─── SUPPLIED MATERIAL ───
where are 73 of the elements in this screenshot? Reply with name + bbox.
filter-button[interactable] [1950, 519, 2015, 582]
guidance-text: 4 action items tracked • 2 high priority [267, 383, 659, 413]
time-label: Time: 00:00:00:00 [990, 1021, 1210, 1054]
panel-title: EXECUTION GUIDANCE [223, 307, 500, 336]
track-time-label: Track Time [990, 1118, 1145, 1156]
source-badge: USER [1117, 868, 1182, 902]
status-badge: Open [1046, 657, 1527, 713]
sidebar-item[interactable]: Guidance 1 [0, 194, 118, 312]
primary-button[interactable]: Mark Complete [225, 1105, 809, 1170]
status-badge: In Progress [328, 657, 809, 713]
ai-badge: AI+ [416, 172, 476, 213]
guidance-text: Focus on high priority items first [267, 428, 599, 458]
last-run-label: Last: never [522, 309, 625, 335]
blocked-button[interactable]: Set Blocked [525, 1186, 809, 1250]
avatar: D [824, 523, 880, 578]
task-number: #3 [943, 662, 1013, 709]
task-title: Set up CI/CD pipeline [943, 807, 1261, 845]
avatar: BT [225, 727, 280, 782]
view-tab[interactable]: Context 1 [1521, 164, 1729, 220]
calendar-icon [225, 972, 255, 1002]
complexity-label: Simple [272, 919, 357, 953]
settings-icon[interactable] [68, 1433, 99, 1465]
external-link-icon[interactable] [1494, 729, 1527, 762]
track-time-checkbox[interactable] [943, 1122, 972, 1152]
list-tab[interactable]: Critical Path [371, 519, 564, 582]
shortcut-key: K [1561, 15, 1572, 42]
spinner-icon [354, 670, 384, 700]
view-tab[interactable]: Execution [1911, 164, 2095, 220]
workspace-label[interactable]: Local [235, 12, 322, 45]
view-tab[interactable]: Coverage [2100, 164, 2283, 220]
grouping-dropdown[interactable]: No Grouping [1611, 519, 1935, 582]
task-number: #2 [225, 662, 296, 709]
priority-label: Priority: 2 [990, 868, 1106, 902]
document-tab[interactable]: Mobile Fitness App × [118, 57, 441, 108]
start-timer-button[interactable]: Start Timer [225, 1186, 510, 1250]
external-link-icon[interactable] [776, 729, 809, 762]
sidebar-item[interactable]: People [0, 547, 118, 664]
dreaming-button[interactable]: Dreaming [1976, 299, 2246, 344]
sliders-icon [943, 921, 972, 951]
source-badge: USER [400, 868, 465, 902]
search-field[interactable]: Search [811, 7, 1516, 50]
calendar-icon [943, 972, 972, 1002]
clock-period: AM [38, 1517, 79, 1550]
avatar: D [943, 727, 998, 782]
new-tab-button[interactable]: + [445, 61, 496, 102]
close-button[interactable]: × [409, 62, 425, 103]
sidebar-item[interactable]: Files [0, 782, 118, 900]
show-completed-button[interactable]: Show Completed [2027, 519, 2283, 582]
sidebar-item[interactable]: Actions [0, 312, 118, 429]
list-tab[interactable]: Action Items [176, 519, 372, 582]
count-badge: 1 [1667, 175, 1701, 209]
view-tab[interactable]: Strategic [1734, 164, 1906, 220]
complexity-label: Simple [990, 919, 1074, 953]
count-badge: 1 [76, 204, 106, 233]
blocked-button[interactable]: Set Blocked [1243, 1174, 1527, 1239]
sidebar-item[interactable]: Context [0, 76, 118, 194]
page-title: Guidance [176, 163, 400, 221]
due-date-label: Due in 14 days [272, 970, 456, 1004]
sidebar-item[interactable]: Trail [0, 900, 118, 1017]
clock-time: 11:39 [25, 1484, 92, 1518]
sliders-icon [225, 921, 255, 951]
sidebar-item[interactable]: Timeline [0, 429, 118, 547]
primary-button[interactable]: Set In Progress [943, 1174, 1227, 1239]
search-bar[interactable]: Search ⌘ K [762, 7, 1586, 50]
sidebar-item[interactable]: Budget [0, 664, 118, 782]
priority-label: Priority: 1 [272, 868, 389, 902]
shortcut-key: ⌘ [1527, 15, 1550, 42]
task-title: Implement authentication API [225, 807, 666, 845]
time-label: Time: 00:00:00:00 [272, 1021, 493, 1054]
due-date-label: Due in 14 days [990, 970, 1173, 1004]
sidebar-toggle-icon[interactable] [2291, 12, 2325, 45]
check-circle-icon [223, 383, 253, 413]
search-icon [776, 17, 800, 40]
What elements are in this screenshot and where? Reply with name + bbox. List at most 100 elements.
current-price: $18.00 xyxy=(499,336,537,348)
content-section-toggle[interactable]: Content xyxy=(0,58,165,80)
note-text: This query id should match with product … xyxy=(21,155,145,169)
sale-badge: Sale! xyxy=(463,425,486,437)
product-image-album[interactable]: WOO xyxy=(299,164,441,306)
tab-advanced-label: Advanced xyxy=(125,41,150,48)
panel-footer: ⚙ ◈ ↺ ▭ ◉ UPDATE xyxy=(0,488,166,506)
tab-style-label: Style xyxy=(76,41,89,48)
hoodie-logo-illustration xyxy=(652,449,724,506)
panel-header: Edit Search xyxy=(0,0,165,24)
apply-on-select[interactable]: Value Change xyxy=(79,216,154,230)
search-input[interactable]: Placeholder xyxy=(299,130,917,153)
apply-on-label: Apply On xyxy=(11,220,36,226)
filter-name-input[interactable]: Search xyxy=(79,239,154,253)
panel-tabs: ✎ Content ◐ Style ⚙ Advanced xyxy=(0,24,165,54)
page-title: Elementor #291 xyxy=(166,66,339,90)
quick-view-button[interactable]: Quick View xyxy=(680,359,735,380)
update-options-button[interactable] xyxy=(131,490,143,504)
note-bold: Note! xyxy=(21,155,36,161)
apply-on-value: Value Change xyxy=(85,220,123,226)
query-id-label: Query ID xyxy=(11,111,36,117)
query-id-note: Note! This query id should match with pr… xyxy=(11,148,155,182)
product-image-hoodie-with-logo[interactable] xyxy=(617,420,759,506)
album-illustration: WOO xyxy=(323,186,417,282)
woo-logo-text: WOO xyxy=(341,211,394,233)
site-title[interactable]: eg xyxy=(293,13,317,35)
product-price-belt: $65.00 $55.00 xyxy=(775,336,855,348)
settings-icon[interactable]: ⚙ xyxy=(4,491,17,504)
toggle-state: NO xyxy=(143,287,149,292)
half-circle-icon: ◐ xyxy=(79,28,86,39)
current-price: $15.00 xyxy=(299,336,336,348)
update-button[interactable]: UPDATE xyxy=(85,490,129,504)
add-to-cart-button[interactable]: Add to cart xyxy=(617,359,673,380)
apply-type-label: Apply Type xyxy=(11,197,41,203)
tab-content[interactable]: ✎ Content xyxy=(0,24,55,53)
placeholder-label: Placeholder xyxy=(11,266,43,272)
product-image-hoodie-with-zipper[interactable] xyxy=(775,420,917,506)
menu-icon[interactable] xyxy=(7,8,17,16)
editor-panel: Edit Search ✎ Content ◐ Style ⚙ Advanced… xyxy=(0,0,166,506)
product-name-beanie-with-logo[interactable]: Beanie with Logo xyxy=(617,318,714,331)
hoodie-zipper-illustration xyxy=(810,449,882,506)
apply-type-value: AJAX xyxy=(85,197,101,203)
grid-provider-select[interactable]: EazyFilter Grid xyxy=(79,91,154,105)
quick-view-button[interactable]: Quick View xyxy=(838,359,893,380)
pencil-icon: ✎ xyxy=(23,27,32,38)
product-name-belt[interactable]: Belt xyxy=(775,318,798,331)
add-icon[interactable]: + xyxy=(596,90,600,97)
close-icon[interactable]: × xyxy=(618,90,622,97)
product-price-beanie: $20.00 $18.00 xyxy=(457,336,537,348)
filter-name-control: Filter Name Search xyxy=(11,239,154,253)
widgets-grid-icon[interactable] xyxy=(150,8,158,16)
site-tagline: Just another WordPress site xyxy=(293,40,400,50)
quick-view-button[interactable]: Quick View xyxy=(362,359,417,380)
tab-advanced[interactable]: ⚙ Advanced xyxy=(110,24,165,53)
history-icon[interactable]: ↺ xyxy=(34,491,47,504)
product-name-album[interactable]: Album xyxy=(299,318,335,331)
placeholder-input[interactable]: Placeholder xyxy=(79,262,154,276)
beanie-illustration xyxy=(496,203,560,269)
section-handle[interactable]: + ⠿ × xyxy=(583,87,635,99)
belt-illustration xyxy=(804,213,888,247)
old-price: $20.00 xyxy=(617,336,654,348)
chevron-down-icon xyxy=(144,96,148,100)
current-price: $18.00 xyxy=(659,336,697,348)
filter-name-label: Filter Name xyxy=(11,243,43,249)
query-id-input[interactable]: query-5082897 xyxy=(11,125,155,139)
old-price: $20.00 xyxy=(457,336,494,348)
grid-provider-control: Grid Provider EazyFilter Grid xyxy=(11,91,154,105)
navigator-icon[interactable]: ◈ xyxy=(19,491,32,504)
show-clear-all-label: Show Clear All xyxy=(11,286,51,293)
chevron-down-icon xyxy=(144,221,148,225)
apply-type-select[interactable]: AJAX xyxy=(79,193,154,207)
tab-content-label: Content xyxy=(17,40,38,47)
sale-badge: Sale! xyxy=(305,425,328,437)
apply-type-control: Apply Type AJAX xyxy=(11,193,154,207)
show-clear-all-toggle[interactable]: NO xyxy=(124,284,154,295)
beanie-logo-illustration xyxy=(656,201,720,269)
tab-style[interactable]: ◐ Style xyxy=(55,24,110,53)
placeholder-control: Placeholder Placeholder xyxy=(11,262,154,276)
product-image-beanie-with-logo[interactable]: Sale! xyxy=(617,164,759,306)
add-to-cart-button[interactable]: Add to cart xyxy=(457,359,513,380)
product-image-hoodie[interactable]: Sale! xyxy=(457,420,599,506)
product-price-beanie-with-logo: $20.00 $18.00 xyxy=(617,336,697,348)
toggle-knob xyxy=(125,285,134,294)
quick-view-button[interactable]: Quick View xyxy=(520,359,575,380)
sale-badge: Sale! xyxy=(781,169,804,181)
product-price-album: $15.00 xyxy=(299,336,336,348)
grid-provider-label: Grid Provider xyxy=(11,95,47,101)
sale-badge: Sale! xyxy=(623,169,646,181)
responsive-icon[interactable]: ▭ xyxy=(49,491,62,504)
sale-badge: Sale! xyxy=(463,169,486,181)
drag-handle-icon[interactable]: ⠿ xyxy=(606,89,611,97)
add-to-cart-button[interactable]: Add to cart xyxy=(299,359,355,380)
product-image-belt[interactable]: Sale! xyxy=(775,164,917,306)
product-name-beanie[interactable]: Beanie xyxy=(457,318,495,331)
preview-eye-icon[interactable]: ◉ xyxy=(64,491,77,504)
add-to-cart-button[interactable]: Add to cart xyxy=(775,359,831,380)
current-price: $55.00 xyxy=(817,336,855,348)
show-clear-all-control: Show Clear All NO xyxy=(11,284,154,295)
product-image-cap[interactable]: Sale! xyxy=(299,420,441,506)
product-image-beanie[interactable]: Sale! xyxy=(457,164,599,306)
───
Put the lines of the records from the start through the line containing "external-link-icon[interactable] [1494, 729, 1527, 762]" into a JSON list of strings, one string per line, leaving out blank lines.

[
  "where are 73 of the elements in this screenshot? Reply with name + bbox.",
  "filter-button[interactable] [1950, 519, 2015, 582]",
  "guidance-text: 4 action items tracked • 2 high priority [267, 383, 659, 413]",
  "time-label: Time: 00:00:00:00 [990, 1021, 1210, 1054]",
  "panel-title: EXECUTION GUIDANCE [223, 307, 500, 336]",
  "track-time-label: Track Time [990, 1118, 1145, 1156]",
  "source-badge: USER [1117, 868, 1182, 902]",
  "status-badge: Open [1046, 657, 1527, 713]",
  "sidebar-item[interactable]: Guidance 1 [0, 194, 118, 312]",
  "primary-button[interactable]: Mark Complete [225, 1105, 809, 1170]",
  "status-badge: In Progress [328, 657, 809, 713]",
  "ai-badge: AI+ [416, 172, 476, 213]",
  "guidance-text: Focus on high priority items first [267, 428, 599, 458]",
  "last-run-label: Last: never [522, 309, 625, 335]",
  "blocked-button[interactable]: Set Blocked [525, 1186, 809, 1250]",
  "avatar: D [824, 523, 880, 578]",
  "task-number: #3 [943, 662, 1013, 709]",
  "task-title: Set up CI/CD pipeline [943, 807, 1261, 845]",
  "avatar: BT [225, 727, 280, 782]",
  "view-tab[interactable]: Context 1 [1521, 164, 1729, 220]",
  "calendar-icon [225, 972, 255, 1002]",
  "complexity-label: Simple [272, 919, 357, 953]",
  "settings-icon[interactable] [68, 1433, 99, 1465]",
  "external-link-icon[interactable] [1494, 729, 1527, 762]"
]